Sebastian is a 1968 British spy film directed by David Greene, produced by Michael Powell, Herbert Brodkin and Gerry Fisher, and distributed by Paramount Pictures. The motion picture is based on a story by Leo Marks, and Gerald Vaughan-Hughes wrote the screenplay.

Plot
Mr. Sebastian is a former Oxford professor, who in the late 60s directs the all-female decoding office of British Intelligence.  One day, while running through the streets of Oxford to attend the bestowing of an honorary degree on his friend the Prime Minister, Sebastian runs into Rebecca (Becky) Howard and her jeep.  After insulting Sebastian on the spot, Becky is intrigued by him and follows him to the ceremony.  After Becky is able to spell her own name backwards, he gives her a phone number to call if she wants an unspecified "job."

Becky calls the number, and after Sebastian's personal assistant Miss Elliott describes the job as being part of the "civil service," Becky is turned off by the idea.  Overcoming her concerns, she calls again, and after a successful interview, obtains a job deciphering codes used by secret agents and foreign spies. Once settled in her new job, Becky slowly starts to fall for the aloof Mr Sebastian.  However, problems arise when Gen. John Phillips, Head of Security, accuses Sebastian's senior Jewish decoder Elsa Shahn of being a poor security risk, because of her left-wing Communist leanings.

Sebastian convinces the Head of Intelligence to retain Shahn despite Phillips' objections, expressing how vital Shahn is to the decoding office and reaffirming that she enjoys his full confidence.  Eventually, Becky and Sebastian engage in an affair, which upsets Sebastian's longtime girlfriend (and washed-up pop singer) Carol Fancy.  Ultimately, Shahn betrays Sebastian's trust by providing recently decoded information to a left-wing political organisation.  When confronted with the security breach by the Head of Intelligence and by Phillips' watchdog Jameson, Sebastian tenders his resignation and breaks up with Becky, thinking she was on to him.  He leaves London and returns to his teaching position at Oxford University.  Months later, Sebastian is visited at Oxford by the Head of Intelligence, who convinces Sebastian to return, temporarily, to the decoding office to help the Americans decipher some unidentified signals emanating from a Sputnik-type Russian spy satellite circling the earth.  To prepare for this assignment, Sebastian visits a secret British eavesdropping installation, where he meets the American Ackerman, who is working on the project.

------------------------------------------------------------------------

- **TASKS TO COMPLETE**:
• A. List every person the article on the film Sebastian credits in its opening paragraph with a role in making the film, giving each one's role.
• B. Carry on the article on the film Sebastian from the point where it stops.

------------------------------------------------------------------------

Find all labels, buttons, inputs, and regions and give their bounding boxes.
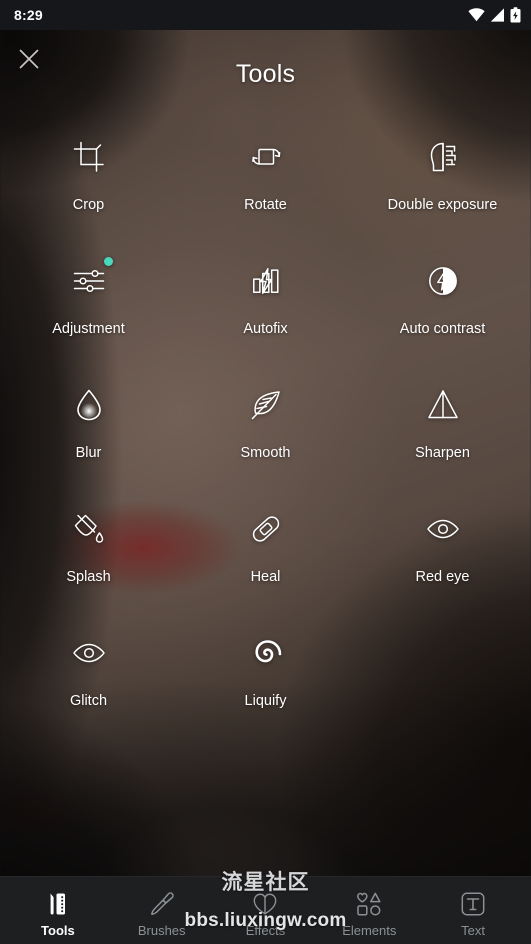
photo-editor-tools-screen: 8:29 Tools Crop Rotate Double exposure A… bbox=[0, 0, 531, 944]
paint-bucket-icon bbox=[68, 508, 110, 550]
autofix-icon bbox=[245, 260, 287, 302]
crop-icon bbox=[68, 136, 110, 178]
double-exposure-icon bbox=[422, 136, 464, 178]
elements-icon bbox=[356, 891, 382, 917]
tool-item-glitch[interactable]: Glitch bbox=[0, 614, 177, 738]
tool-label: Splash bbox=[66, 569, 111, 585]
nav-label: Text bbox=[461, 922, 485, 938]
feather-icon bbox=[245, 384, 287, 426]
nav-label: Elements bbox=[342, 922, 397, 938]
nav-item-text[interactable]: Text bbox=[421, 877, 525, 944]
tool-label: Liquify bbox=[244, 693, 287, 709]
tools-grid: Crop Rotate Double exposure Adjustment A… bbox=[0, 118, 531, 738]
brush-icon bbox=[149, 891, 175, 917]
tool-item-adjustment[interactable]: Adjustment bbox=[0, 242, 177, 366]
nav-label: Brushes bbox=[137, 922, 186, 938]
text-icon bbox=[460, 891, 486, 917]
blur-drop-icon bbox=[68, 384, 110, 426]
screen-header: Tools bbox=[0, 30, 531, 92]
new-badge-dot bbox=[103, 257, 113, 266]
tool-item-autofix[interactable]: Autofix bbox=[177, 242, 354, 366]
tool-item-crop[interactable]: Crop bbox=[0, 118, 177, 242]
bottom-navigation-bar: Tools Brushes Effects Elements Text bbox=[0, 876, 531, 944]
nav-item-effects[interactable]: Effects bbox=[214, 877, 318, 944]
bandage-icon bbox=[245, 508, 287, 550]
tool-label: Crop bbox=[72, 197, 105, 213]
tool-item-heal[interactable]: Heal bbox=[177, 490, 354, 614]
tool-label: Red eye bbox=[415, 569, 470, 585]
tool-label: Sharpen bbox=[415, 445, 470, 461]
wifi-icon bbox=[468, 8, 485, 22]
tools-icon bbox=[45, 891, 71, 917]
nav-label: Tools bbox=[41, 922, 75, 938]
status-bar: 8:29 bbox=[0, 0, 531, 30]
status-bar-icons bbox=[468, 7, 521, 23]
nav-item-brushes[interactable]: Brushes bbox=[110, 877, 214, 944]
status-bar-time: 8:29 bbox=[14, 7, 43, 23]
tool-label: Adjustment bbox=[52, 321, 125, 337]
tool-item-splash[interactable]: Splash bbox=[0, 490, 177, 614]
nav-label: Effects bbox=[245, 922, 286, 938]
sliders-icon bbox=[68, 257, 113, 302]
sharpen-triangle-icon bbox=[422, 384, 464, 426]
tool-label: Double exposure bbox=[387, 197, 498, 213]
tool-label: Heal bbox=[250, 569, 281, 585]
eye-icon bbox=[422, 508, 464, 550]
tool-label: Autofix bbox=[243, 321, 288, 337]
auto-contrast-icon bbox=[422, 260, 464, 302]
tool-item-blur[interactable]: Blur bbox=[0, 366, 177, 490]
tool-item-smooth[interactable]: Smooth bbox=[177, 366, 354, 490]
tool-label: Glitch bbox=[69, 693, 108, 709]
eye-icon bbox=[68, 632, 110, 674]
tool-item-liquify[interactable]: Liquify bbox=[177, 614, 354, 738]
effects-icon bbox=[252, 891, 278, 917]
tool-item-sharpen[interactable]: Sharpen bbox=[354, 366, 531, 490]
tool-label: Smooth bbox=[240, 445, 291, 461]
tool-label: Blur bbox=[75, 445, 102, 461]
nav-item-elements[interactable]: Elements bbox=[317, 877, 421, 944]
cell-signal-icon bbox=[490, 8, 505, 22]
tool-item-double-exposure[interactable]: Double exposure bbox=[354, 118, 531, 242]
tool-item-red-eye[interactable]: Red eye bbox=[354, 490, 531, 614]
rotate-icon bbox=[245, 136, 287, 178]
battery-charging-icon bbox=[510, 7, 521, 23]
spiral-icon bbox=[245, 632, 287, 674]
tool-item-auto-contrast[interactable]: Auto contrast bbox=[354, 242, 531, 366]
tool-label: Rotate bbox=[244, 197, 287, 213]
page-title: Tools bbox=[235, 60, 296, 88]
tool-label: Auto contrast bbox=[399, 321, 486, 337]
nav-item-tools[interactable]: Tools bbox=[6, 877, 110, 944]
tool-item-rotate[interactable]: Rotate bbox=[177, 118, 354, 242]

------------------------------------------------------------------------

- **RESPONSES IN ORDER**:
• A.
- David Greene: director
- Michael Powell: producer
- Herbert Brodkin: producer
- Gerry Fisher: producer
- Leo Marks: author of the story
- Gerald Vaughan-Hughes: screenwriter

• B.
One day, while looking for Becky, who has also left the decoding department after Sebastian's resignation and break-up,  Sebastian runs into Carol, who invites him to a party at her apartment "for old times sake".  At the party, Sebastian is drugged with LSD and lured to the top of the building by Toby, who unknown to Sebastian, is both Carol's lover and a foreign agent.  Just as the hallucinating Sebastian is about to jump off the building ledge to his death at Toby's insistence, he is saved by Gen. Phillips, who had been tailing both men, and Toby is arrested.  Sebastian returns to the decoding office, and finds out where Becky lives.  While visiting Becky, Sebastian discovers that he is the father of her newborn baby.  During this visit, a noise from the baby's rattle provides Sebastian with the solution to the Soviet spy satellite's signals, which he eventually breaks with the help of his faithful group of decoding girls, who are summoned to Becky's apartment to decipher the Soviet code.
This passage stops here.